* Exercise task:
Copy down all of the data underneath, exactly as shown.

───

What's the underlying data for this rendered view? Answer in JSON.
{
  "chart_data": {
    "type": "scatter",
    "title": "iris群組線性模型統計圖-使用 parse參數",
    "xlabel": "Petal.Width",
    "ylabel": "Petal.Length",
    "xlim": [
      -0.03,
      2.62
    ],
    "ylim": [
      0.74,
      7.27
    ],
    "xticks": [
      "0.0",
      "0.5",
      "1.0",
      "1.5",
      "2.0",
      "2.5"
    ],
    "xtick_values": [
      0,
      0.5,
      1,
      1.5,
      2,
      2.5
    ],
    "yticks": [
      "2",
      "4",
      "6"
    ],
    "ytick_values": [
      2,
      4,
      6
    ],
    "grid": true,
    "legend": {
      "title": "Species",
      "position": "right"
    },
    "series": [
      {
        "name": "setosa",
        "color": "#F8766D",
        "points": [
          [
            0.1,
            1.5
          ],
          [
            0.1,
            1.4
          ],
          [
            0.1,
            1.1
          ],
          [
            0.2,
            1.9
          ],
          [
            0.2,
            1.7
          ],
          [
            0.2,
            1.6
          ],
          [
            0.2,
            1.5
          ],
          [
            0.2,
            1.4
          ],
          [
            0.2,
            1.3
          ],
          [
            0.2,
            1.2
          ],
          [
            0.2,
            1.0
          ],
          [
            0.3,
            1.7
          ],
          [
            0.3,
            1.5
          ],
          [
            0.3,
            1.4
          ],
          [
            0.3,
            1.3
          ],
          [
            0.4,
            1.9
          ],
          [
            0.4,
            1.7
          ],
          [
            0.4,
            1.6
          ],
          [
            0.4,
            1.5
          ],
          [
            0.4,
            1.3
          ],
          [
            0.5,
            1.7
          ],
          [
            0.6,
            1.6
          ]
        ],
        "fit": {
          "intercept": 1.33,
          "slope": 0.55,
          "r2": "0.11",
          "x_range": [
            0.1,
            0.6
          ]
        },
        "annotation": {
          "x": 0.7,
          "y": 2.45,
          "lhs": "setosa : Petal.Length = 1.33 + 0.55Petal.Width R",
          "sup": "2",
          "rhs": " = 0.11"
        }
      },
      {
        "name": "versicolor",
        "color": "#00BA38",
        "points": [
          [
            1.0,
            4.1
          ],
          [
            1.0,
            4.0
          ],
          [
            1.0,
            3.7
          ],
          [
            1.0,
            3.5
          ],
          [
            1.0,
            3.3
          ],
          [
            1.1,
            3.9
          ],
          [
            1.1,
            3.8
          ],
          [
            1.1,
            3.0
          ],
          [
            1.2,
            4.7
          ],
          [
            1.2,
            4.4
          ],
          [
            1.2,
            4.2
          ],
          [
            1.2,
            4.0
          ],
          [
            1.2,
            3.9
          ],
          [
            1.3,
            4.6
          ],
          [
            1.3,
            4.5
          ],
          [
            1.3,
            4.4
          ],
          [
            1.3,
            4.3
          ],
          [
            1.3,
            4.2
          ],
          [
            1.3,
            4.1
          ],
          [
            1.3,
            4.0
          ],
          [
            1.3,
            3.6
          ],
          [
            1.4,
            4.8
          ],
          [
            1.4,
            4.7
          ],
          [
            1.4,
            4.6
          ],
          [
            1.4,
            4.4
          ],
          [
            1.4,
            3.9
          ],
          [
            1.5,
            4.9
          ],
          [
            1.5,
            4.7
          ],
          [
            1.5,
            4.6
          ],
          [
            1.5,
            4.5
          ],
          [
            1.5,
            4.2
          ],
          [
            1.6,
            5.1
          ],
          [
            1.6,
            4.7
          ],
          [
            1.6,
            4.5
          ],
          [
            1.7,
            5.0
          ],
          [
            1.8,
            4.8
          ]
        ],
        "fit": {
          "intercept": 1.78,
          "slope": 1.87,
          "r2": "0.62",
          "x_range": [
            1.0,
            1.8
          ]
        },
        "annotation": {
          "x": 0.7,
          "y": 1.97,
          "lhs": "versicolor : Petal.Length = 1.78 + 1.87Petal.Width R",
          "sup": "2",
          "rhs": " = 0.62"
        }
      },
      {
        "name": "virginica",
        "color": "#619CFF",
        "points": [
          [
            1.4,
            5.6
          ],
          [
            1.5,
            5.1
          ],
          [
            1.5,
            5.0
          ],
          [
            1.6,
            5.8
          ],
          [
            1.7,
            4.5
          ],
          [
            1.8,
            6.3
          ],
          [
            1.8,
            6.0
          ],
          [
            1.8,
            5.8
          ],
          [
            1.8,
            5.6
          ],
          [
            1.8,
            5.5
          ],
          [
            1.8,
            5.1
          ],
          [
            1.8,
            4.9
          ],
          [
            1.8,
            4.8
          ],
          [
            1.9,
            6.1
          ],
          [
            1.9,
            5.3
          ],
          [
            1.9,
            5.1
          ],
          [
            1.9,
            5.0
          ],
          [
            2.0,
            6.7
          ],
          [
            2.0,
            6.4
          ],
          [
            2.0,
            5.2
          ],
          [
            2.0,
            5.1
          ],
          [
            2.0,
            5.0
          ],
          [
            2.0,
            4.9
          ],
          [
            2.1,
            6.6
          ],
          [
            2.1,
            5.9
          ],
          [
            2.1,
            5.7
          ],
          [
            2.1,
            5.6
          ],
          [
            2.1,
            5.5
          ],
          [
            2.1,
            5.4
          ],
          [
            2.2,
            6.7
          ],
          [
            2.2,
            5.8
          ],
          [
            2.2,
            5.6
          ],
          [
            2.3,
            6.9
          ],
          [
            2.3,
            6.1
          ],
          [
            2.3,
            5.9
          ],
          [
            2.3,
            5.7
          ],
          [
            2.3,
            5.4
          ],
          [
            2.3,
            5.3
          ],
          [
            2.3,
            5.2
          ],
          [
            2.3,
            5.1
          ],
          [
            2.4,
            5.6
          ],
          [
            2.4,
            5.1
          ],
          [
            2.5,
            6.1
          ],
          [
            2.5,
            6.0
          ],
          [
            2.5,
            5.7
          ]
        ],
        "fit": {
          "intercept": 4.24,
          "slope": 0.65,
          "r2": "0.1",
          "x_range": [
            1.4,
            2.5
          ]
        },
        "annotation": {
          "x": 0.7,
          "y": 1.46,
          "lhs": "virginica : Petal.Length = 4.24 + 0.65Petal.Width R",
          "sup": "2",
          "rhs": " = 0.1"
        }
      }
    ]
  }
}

───

* The response:
What's the underlying data for this rendered view? Answer in JSON.
{
  "chart_data": {
    "type": "scatter",
    "title": "iris群組線性模型統計圖-使用 parse參數",
    "xlabel": "Petal.Width",
    "ylabel": "Petal.Length",
    "xlim": [
      -0.03,
      2.62
    ],
    "ylim": [
      0.74,
      7.27
    ],
    "xticks": [
      "0.0",
      "0.5",
      "1.0",
      "1.5",
      "2.0",
      "2.5"
    ],
    "xtick_values": [
      0,
      0.5,
      1,
      1.5,
      2,
      2.5
    ],
    "yticks": [
      "2",
      "4",
      "6"
    ],
    "ytick_values": [
      2,
      4,
      6
    ],
    "grid": true,
    "legend": {
      "title": "Species",
      "position": "right"
    },
    "series": [
      {
        "name": "setosa",
        "color": "#F8766D",
        "points": [
          [
            0.1,
            1.5
          ],
          [
            0.1,
            1.4
          ],
          [
            0.1,
            1.1
          ],
          [
            0.2,
            1.9
          ],
          [
            0.2,
            1.7
          ],
          [
            0.2,
            1.6
          ],
          [
            0.2,
            1.5
          ],
          [
            0.2,
            1.4
          ],
          [
            0.2,
            1.3
          ],
          [
            0.2,
            1.2
          ],
          [
            0.2,
            1.0
          ],
          [
            0.3,
            1.7
          ],
          [
            0.3,
            1.5
          ],
          [
            0.3,
            1.4
          ],
          [
            0.3,
            1.3
          ],
          [
            0.4,
            1.9
          ],
          [
            0.4,
            1.7
          ],
          [
            0.4,
            1.6
          ],
          [
            0.4,
            1.5
          ],
          [
            0.4,
            1.3
          ],
          [
            0.5,
            1.7
          ],
          [
            0.6,
            1.6
          ]
        ],
        "fit": {
          "intercept": 1.33,
          "slope": 0.55,
          "r2": "0.11",
          "x_range": [
            0.1,
            0.6
          ]
        },
        "annotation": {
          "x": 0.7,
          "y": 2.45,
          "lhs": "setosa : Petal.Length = 1.33 + 0.55Petal.Width R",
          "sup": "2",
          "rhs": " = 0.11"
        }
      },
      {
        "name": "versicolor",
        "color": "#00BA38",
        "points": [
          [
            1.0,
            4.1
          ],
          [
            1.0,
            4.0
          ],
          [
            1.0,
            3.7
          ],
          [
            1.0,
            3.5
          ],
          [
            1.0,
            3.3
          ],
          [
            1.1,
            3.9
          ],
          [
            1.1,
            3.8
          ],
          [
            1.1,
            3.0
          ],
          [
            1.2,
            4.7
          ],
          [
            1.2,
            4.4
          ],
          [
            1.2,
            4.2
          ],
          [
            1.2,
            4.0
          ],
          [
            1.2,
            3.9
          ],
          [
            1.3,
            4.6
          ],
          [
            1.3,
            4.5
          ],
          [
            1.3,
            4.4
          ],
          [
            1.3,
            4.3
          ],
          [
            1.3,
            4.2
          ],
          [
            1.3,
            4.1
          ],
          [
            1.3,
            4.0
          ],
          [
            1.3,
            3.6
          ],
          [
            1.4,
            4.8
          ],
          [
            1.4,
            4.7
          ],
          [
            1.4,
            4.6
          ],
          [
            1.4,
            4.4
          ],
          [
            1.4,
            3.9
          ],
          [
            1.5,
            4.9
          ],
          [
            1.5,
            4.7
          ],
          [
            1.5,
            4.6
          ],
          [
            1.5,
            4.5
          ],
          [
            1.5,
            4.2
          ],
          [
            1.6,
            5.1
          ],
          [
            1.6,
            4.7
          ],
          [
            1.6,
            4.5
          ],
          [
            1.7,
            5.0
          ],
          [
            1.8,
            4.8
          ]
        ],
        "fit": {
          "intercept": 1.78,
          "slope": 1.87,
          "r2": "0.62",
          "x_range": [
            1.0,
            1.8
          ]
        },
        "annotation": {
          "x": 0.7,
          "y": 1.97,
          "lhs": "versicolor : Petal.Length = 1.78 + 1.87Petal.Width R",
          "sup": "2",
          "rhs": " = 0.62"
        }
      },
      {
        "name": "virginica",
        "color": "#619CFF",
        "points": [
          [
            1.4,
            5.6
          ],
          [
            1.5,
            5.1
          ],
          [
            1.5,
            5.0
          ],
          [
            1.6,
            5.8
          ],
          [
            1.7,
            4.5
          ],
          [
            1.8,
            6.3
          ],
          [
            1.8,
            6.0
          ],
          [
            1.8,
            5.8
          ],
          [
            1.8,
            5.6
          ],
          [
            1.8,
            5.5
          ],
          [
            1.8,
            5.1
          ],
          [
            1.8,
            4.9
          ],
          [
            1.8,
            4.8
          ],
          [
            1.9,
            6.1
          ],
          [
            1.9,
            5.3
          ],
          [
            1.9,
            5.1
          ],
          [
            1.9,
            5.0
          ],
          [
            2.0,
            6.7
          ],
          [
            2.0,
            6.4
          ],
          [
            2.0,
            5.2
          ],
          [
            2.0,
            5.1
          ],
          [
            2.0,
            5.0
          ],
          [
            2.0,
            4.9
          ],
          [
            2.1,
            6.6
          ],
          [
            2.1,
            5.9
          ],
          [
            2.1,
            5.7
          ],
          [
            2.1,
            5.6
          ],
          [
            2.1,
            5.5
          ],
          [
            2.1,
            5.4
          ],
          [
            2.2,
            6.7
          ],
          [
            2.2,
            5.8
          ],
          [
            2.2,
            5.6
          ],
          [
            2.3,
            6.9
          ],
          [
            2.3,
            6.1
          ],
          [
            2.3,
            5.9
          ],
          [
            2.3,
            5.7
          ],
          [
            2.3,
            5.4
          ],
          [
            2.3,
            5.3
          ],
          [
            2.3,
            5.2
          ],
          [
            2.3,
            5.1
          ],
          [
            2.4,
            5.6
          ],
          [
            2.4,
            5.1
          ],
          [
            2.5,
            6.1
          ],
          [
            2.5,
            6.0
          ],
          [
            2.5,
            5.7
          ]
        ],
        "fit": {
          "intercept": 4.24,
          "slope": 0.65,
          "r2": "0.1",
          "x_range": [
            1.4,
            2.5
          ]
        },
        "annotation": {
          "x": 0.7,
          "y": 1.46,
          "lhs": "virginica : Petal.Length = 4.24 + 0.65Petal.Width R",
          "sup": "2",
          "rhs": " = 0.1"
        }
      }
    ]
  }
}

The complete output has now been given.